• [Given data]

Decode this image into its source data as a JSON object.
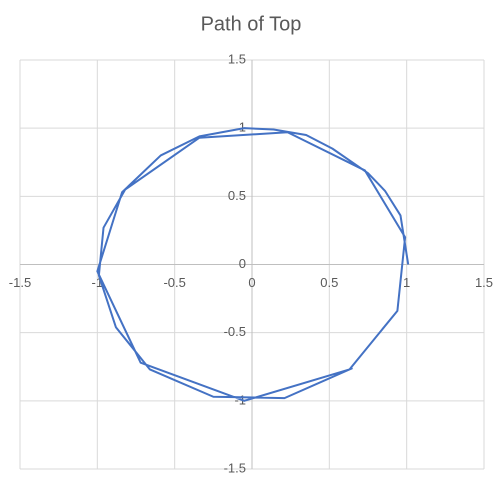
{
  "chart_data": {
    "type": "scatter",
    "title": "Path of Top",
    "x": [
      1.01,
      0.96,
      0.86,
      0.75,
      0.52,
      0.35,
      0.14,
      -0.05,
      -0.34,
      -0.59,
      -0.84,
      -1.0,
      -0.72,
      -0.05,
      0.63,
      0.94,
      0.99,
      0.73,
      0.23,
      -0.34,
      -0.82,
      -0.96,
      -0.99,
      -0.88,
      -0.66,
      -0.25,
      0.21,
      0.65
    ],
    "values": [
      0.0,
      0.36,
      0.54,
      0.67,
      0.85,
      0.95,
      0.99,
      1.0,
      0.94,
      0.8,
      0.53,
      -0.05,
      -0.72,
      -1.0,
      -0.77,
      -0.34,
      0.2,
      0.69,
      0.97,
      0.93,
      0.55,
      0.27,
      -0.08,
      -0.46,
      -0.77,
      -0.97,
      -0.98,
      -0.76
    ],
    "color": "#4472c4",
    "lines": true,
    "markers": false,
    "xlim": [
      -1.5,
      1.5
    ],
    "xticks": [
      -1.5,
      -1,
      -0.5,
      0,
      0.5,
      1,
      1.5
    ],
    "ylim": [
      -1.5,
      1.5
    ],
    "yticks": [
      -1.5,
      -1,
      -0.5,
      0,
      0.5,
      1,
      1.5
    ],
    "grid": true
  }
}
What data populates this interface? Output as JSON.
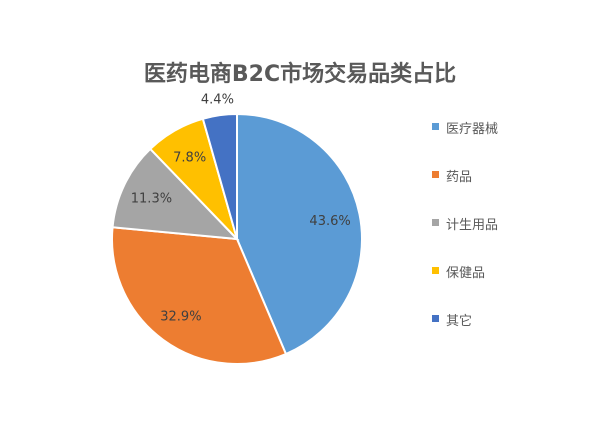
{
  "chart_data": {
    "type": "pie",
    "title": "医药电商B2C市场交易品类占比",
    "categories": [
      "医疗器械",
      "药品",
      "计生用品",
      "保健品",
      "其它"
    ],
    "values": [
      43.6,
      32.9,
      11.3,
      7.8,
      4.4
    ],
    "labels": [
      "43.6%",
      "32.9%",
      "11.3%",
      "7.8%",
      "4.4%"
    ],
    "colors": [
      "#5B9BD5",
      "#ED7D31",
      "#A5A5A5",
      "#FFC000",
      "#4472C4"
    ],
    "start": "top, clockwise",
    "legend": "right"
  }
}
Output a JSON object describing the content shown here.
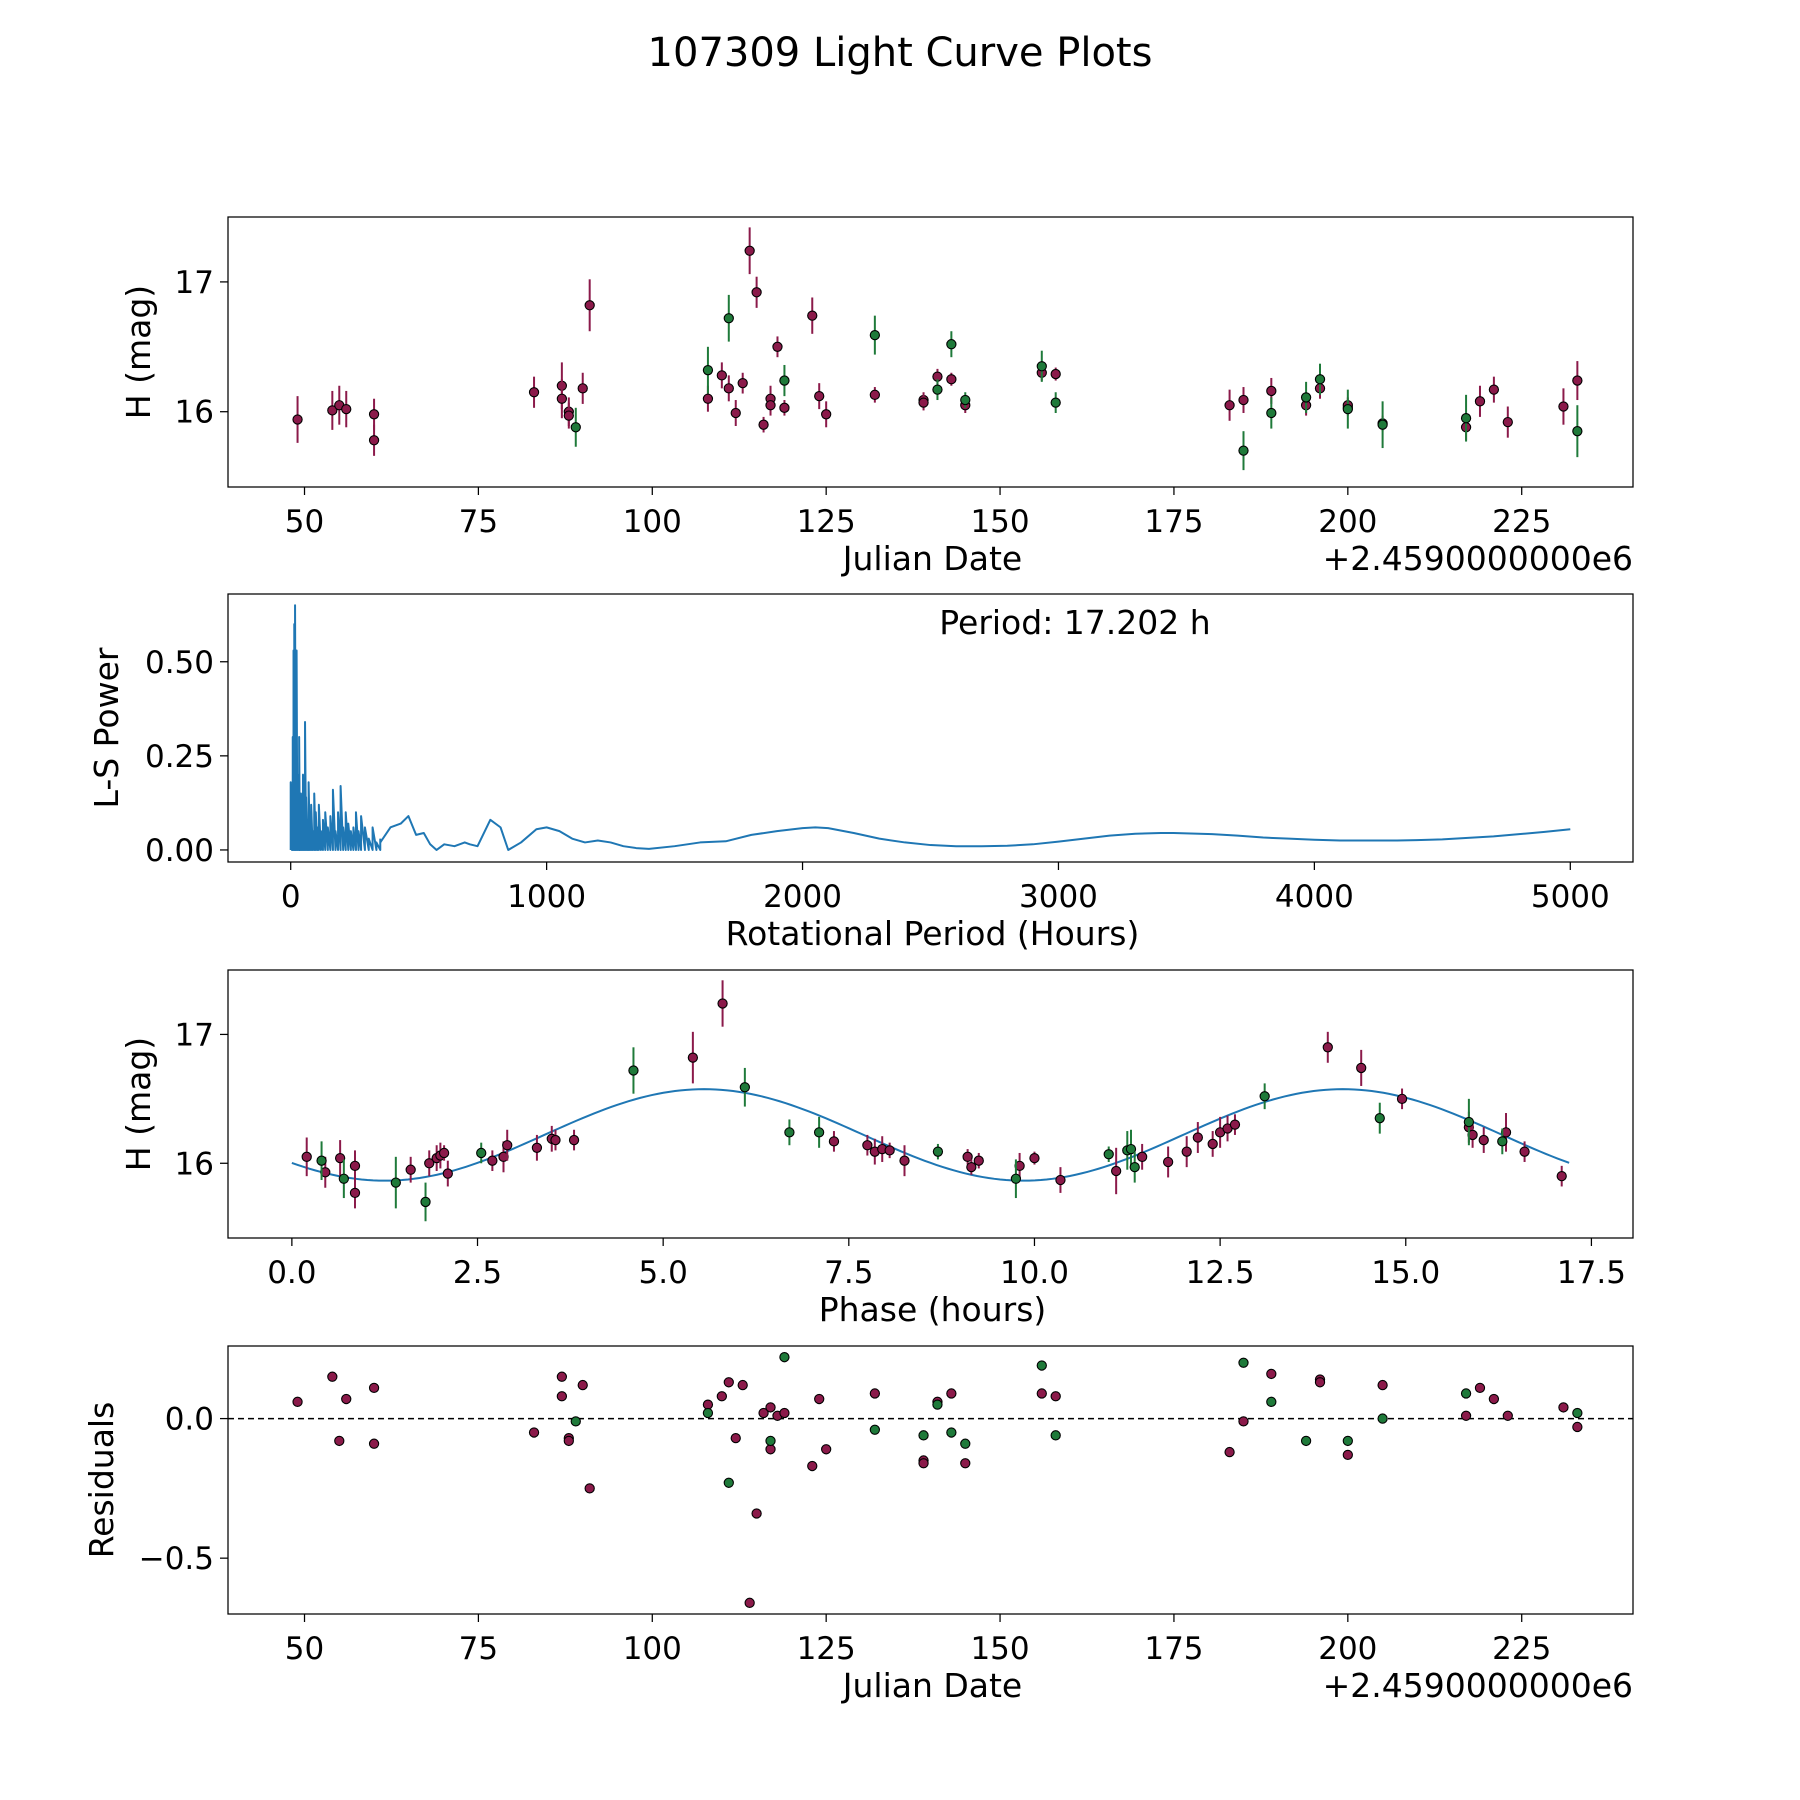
{
  "figure": {
    "title": "107309 Light Curve Plots",
    "colors": {
      "red": "#8b1a4a",
      "green": "#1f7a3a",
      "blue": "#1f77b4",
      "edge": "#000000"
    }
  },
  "chart_data": [
    {
      "id": "raw",
      "type": "scatter",
      "title": "",
      "xlabel": "Julian Date",
      "ylabel": "H (mag)",
      "offset_text": "+2.4590000000e6",
      "xlim": [
        39,
        241
      ],
      "ylim": [
        15.42,
        17.5
      ],
      "xticks": [
        50,
        75,
        100,
        125,
        150,
        175,
        200,
        225
      ],
      "xtick_labels": [
        "50",
        "75",
        "100",
        "125",
        "150",
        "175",
        "200",
        "225"
      ],
      "yticks": [
        16,
        17
      ],
      "ytick_labels": [
        "16",
        "17"
      ],
      "series": [
        {
          "name": "red",
          "x": [
            49,
            54,
            55,
            56,
            60,
            60,
            83,
            87,
            87,
            88,
            88,
            90,
            91,
            108,
            110,
            111,
            112,
            113,
            114,
            115,
            116,
            117,
            117,
            118,
            119,
            123,
            124,
            125,
            132,
            139,
            139,
            141,
            143,
            145,
            156,
            158,
            183,
            185,
            189,
            194,
            196,
            200,
            200,
            205,
            217,
            219,
            221,
            223,
            231,
            233
          ],
          "y": [
            15.94,
            16.01,
            16.05,
            16.02,
            15.98,
            15.78,
            16.15,
            16.2,
            16.1,
            16.0,
            15.97,
            16.18,
            16.82,
            16.1,
            16.28,
            16.18,
            15.99,
            16.22,
            17.24,
            16.92,
            15.9,
            16.1,
            16.05,
            16.5,
            16.03,
            16.74,
            16.12,
            15.98,
            16.13,
            16.09,
            16.07,
            16.27,
            16.25,
            16.05,
            16.3,
            16.29,
            16.05,
            16.09,
            16.16,
            16.05,
            16.18,
            16.03,
            16.05,
            15.91,
            15.88,
            16.08,
            16.17,
            15.92,
            16.04,
            16.24
          ],
          "err": [
            0.18,
            0.15,
            0.15,
            0.14,
            0.12,
            0.12,
            0.12,
            0.18,
            0.15,
            0.11,
            0.1,
            0.12,
            0.2,
            0.1,
            0.1,
            0.1,
            0.1,
            0.08,
            0.18,
            0.12,
            0.06,
            0.1,
            0.08,
            0.08,
            0.06,
            0.14,
            0.1,
            0.1,
            0.06,
            0.06,
            0.06,
            0.06,
            0.05,
            0.06,
            0.06,
            0.05,
            0.12,
            0.1,
            0.1,
            0.08,
            0.08,
            0.06,
            0.06,
            0.06,
            0.1,
            0.12,
            0.1,
            0.12,
            0.14,
            0.15
          ]
        },
        {
          "name": "green",
          "x": [
            89,
            108,
            111,
            119,
            132,
            141,
            143,
            145,
            156,
            158,
            185,
            189,
            194,
            196,
            200,
            205,
            217,
            233
          ],
          "y": [
            15.88,
            16.32,
            16.72,
            16.24,
            16.59,
            16.17,
            16.52,
            16.09,
            16.35,
            16.07,
            15.7,
            15.99,
            16.11,
            16.25,
            16.02,
            15.9,
            15.95,
            15.85
          ],
          "err": [
            0.15,
            0.18,
            0.18,
            0.12,
            0.15,
            0.08,
            0.1,
            0.06,
            0.12,
            0.08,
            0.15,
            0.12,
            0.12,
            0.12,
            0.15,
            0.18,
            0.18,
            0.2
          ]
        }
      ]
    },
    {
      "id": "periodogram",
      "type": "line",
      "title": "",
      "xlabel": "Rotational Period (Hours)",
      "ylabel": "L-S Power",
      "annotation": "Period: 17.202 h",
      "xlim": [
        -245,
        5245
      ],
      "ylim": [
        -0.032,
        0.68
      ],
      "xticks": [
        0,
        1000,
        2000,
        3000,
        4000,
        5000
      ],
      "xtick_labels": [
        "0",
        "1000",
        "2000",
        "3000",
        "4000",
        "5000"
      ],
      "yticks": [
        0,
        0.25,
        0.5
      ],
      "ytick_labels": [
        "0.00",
        "0.25",
        "0.50"
      ],
      "spike_x": [
        0,
        5,
        8,
        11,
        14,
        17,
        20,
        23,
        26,
        29,
        33,
        36,
        40,
        44,
        48,
        52,
        56,
        60,
        65,
        70,
        75,
        80,
        86,
        92,
        98,
        104,
        110,
        118,
        126,
        135,
        145,
        155,
        165,
        175,
        185,
        195,
        205,
        215,
        225,
        235,
        245,
        255,
        265,
        275,
        290,
        305,
        320,
        335,
        350
      ],
      "spike_y": [
        0.18,
        0.1,
        0.3,
        0.53,
        0.6,
        0.65,
        0.45,
        0.53,
        0.2,
        0.12,
        0.3,
        0.1,
        0.15,
        0.08,
        0.2,
        0.12,
        0.34,
        0.14,
        0.08,
        0.18,
        0.06,
        0.12,
        0.05,
        0.15,
        0.1,
        0.06,
        0.12,
        0.05,
        0.08,
        0.1,
        0.06,
        0.09,
        0.16,
        0.05,
        0.1,
        0.17,
        0.06,
        0.1,
        0.07,
        0.05,
        0.06,
        0.1,
        0.05,
        0.09,
        0.06,
        0.03,
        0.06,
        0.02,
        0.03
      ],
      "curve_x": [
        350,
        390,
        430,
        460,
        490,
        520,
        545,
        570,
        600,
        640,
        680,
        700,
        730,
        780,
        820,
        850,
        900,
        960,
        1000,
        1050,
        1100,
        1150,
        1200,
        1250,
        1300,
        1350,
        1400,
        1500,
        1600,
        1700,
        1800,
        1900,
        2000,
        2050,
        2100,
        2200,
        2300,
        2400,
        2500,
        2600,
        2700,
        2800,
        2900,
        3000,
        3100,
        3200,
        3300,
        3400,
        3450,
        3500,
        3600,
        3700,
        3800,
        3900,
        4000,
        4100,
        4200,
        4300,
        4400,
        4500,
        4600,
        4700,
        4800,
        4900,
        5000
      ],
      "curve_y": [
        0.02,
        0.06,
        0.07,
        0.09,
        0.04,
        0.045,
        0.015,
        0.0,
        0.015,
        0.01,
        0.02,
        0.015,
        0.01,
        0.08,
        0.06,
        0.0,
        0.02,
        0.055,
        0.06,
        0.05,
        0.03,
        0.02,
        0.025,
        0.02,
        0.01,
        0.005,
        0.003,
        0.01,
        0.02,
        0.023,
        0.04,
        0.05,
        0.058,
        0.06,
        0.058,
        0.045,
        0.03,
        0.02,
        0.013,
        0.01,
        0.01,
        0.011,
        0.015,
        0.022,
        0.03,
        0.038,
        0.043,
        0.045,
        0.045,
        0.044,
        0.042,
        0.038,
        0.033,
        0.03,
        0.027,
        0.025,
        0.025,
        0.025,
        0.026,
        0.028,
        0.032,
        0.036,
        0.042,
        0.048,
        0.055
      ]
    },
    {
      "id": "phased",
      "type": "scatter",
      "title": "",
      "xlabel": "Phase (hours)",
      "ylabel": "H (mag)",
      "xlim": [
        -0.86,
        18.06
      ],
      "ylim": [
        15.42,
        17.5
      ],
      "xticks": [
        0,
        2.5,
        5,
        7.5,
        10,
        12.5,
        15,
        17.5
      ],
      "xtick_labels": [
        "0.0",
        "2.5",
        "5.0",
        "7.5",
        "10.0",
        "12.5",
        "15.0",
        "17.5"
      ],
      "yticks": [
        16,
        17
      ],
      "ytick_labels": [
        "16",
        "17"
      ],
      "model": {
        "mean": 16.22,
        "amplitude": 0.355,
        "period_hours": 17.202,
        "phase_of_max": 5.55,
        "x_range": [
          0,
          17.2
        ]
      },
      "series": [
        {
          "name": "red",
          "x": [
            0.2,
            0.45,
            0.65,
            0.85,
            0.85,
            1.6,
            1.85,
            1.95,
            2.0,
            2.05,
            2.1,
            2.7,
            2.85,
            2.9,
            3.3,
            3.5,
            3.55,
            3.8,
            5.4,
            5.8,
            7.3,
            7.75,
            7.85,
            7.95,
            8.05,
            8.25,
            9.1,
            9.15,
            9.25,
            9.8,
            10.0,
            10.35,
            11.1,
            11.45,
            11.8,
            12.05,
            12.2,
            12.4,
            12.5,
            12.6,
            12.7,
            13.95,
            14.4,
            14.95,
            15.85,
            15.9,
            16.05,
            16.35,
            16.6,
            17.1
          ],
          "y": [
            16.05,
            15.93,
            16.04,
            15.98,
            15.77,
            15.95,
            16.0,
            16.04,
            16.06,
            16.08,
            15.92,
            16.02,
            16.05,
            16.14,
            16.12,
            16.19,
            16.18,
            16.18,
            16.82,
            17.24,
            16.17,
            16.14,
            16.09,
            16.11,
            16.1,
            16.02,
            16.05,
            15.97,
            16.02,
            15.98,
            16.04,
            15.87,
            15.94,
            16.05,
            16.01,
            16.09,
            16.2,
            16.15,
            16.24,
            16.27,
            16.3,
            16.9,
            16.74,
            16.5,
            16.28,
            16.22,
            16.18,
            16.24,
            16.09,
            15.9
          ],
          "err": [
            0.15,
            0.12,
            0.14,
            0.12,
            0.12,
            0.1,
            0.1,
            0.1,
            0.1,
            0.06,
            0.1,
            0.08,
            0.12,
            0.12,
            0.1,
            0.1,
            0.08,
            0.08,
            0.2,
            0.18,
            0.08,
            0.08,
            0.1,
            0.1,
            0.06,
            0.12,
            0.06,
            0.06,
            0.06,
            0.1,
            0.05,
            0.1,
            0.18,
            0.1,
            0.12,
            0.12,
            0.12,
            0.1,
            0.12,
            0.1,
            0.08,
            0.12,
            0.14,
            0.08,
            0.12,
            0.1,
            0.1,
            0.15,
            0.08,
            0.08
          ]
        },
        {
          "name": "green",
          "x": [
            0.4,
            0.7,
            1.4,
            1.8,
            2.55,
            4.6,
            6.1,
            6.7,
            7.1,
            8.7,
            9.75,
            11.0,
            11.25,
            11.3,
            11.35,
            13.1,
            14.65,
            15.85,
            16.3
          ],
          "y": [
            16.02,
            15.88,
            15.85,
            15.7,
            16.08,
            16.72,
            16.59,
            16.24,
            16.24,
            16.09,
            15.88,
            16.07,
            16.1,
            16.11,
            15.97,
            16.52,
            16.35,
            16.32,
            16.17
          ],
          "err": [
            0.15,
            0.15,
            0.2,
            0.15,
            0.08,
            0.18,
            0.15,
            0.1,
            0.12,
            0.06,
            0.15,
            0.06,
            0.15,
            0.15,
            0.12,
            0.1,
            0.12,
            0.18,
            0.1
          ]
        }
      ]
    },
    {
      "id": "residuals",
      "type": "scatter",
      "title": "",
      "xlabel": "Julian Date",
      "ylabel": "Residuals",
      "offset_text": "+2.4590000000e6",
      "xlim": [
        39,
        241
      ],
      "ylim": [
        -0.7,
        0.26
      ],
      "xticks": [
        50,
        75,
        100,
        125,
        150,
        175,
        200,
        225
      ],
      "xtick_labels": [
        "50",
        "75",
        "100",
        "125",
        "150",
        "175",
        "200",
        "225"
      ],
      "yticks": [
        -0.5,
        0
      ],
      "ytick_labels": [
        "−0.5",
        "0.0"
      ],
      "zero_line": 0,
      "series": [
        {
          "name": "red",
          "x": [
            49,
            54,
            55,
            56,
            60,
            60,
            83,
            87,
            87,
            88,
            88,
            90,
            91,
            108,
            110,
            111,
            112,
            113,
            114,
            115,
            116,
            117,
            117,
            118,
            119,
            123,
            124,
            125,
            132,
            139,
            139,
            141,
            143,
            145,
            156,
            158,
            183,
            185,
            189,
            196,
            196,
            200,
            205,
            217,
            219,
            221,
            223,
            231,
            233
          ],
          "y": [
            0.06,
            0.15,
            -0.08,
            0.07,
            0.11,
            -0.09,
            -0.05,
            0.15,
            0.08,
            -0.07,
            -0.08,
            0.12,
            -0.25,
            0.05,
            0.08,
            0.13,
            -0.07,
            0.12,
            -0.66,
            -0.34,
            0.02,
            0.04,
            -0.11,
            0.01,
            0.02,
            -0.17,
            0.07,
            -0.11,
            0.09,
            -0.15,
            -0.16,
            0.06,
            0.09,
            -0.16,
            0.09,
            0.08,
            -0.12,
            -0.01,
            0.16,
            0.14,
            0.13,
            -0.13,
            0.12,
            0.01,
            0.11,
            0.07,
            0.01,
            0.04,
            -0.03
          ]
        },
        {
          "name": "green",
          "x": [
            89,
            108,
            111,
            117,
            119,
            132,
            139,
            141,
            143,
            145,
            156,
            158,
            185,
            189,
            194,
            200,
            205,
            217,
            233
          ],
          "y": [
            -0.01,
            0.02,
            -0.23,
            -0.08,
            0.22,
            -0.04,
            -0.06,
            0.05,
            -0.05,
            -0.09,
            0.19,
            -0.06,
            0.2,
            0.06,
            -0.08,
            -0.08,
            0.0,
            0.09,
            0.02
          ]
        }
      ]
    }
  ]
}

• [What is needed]
Look over the listing. Pull out every line with the string "Output" in it.

• [Answer to the task]
What data populates this interface? Output as JSON.
Output a JSON object describing the content shown here.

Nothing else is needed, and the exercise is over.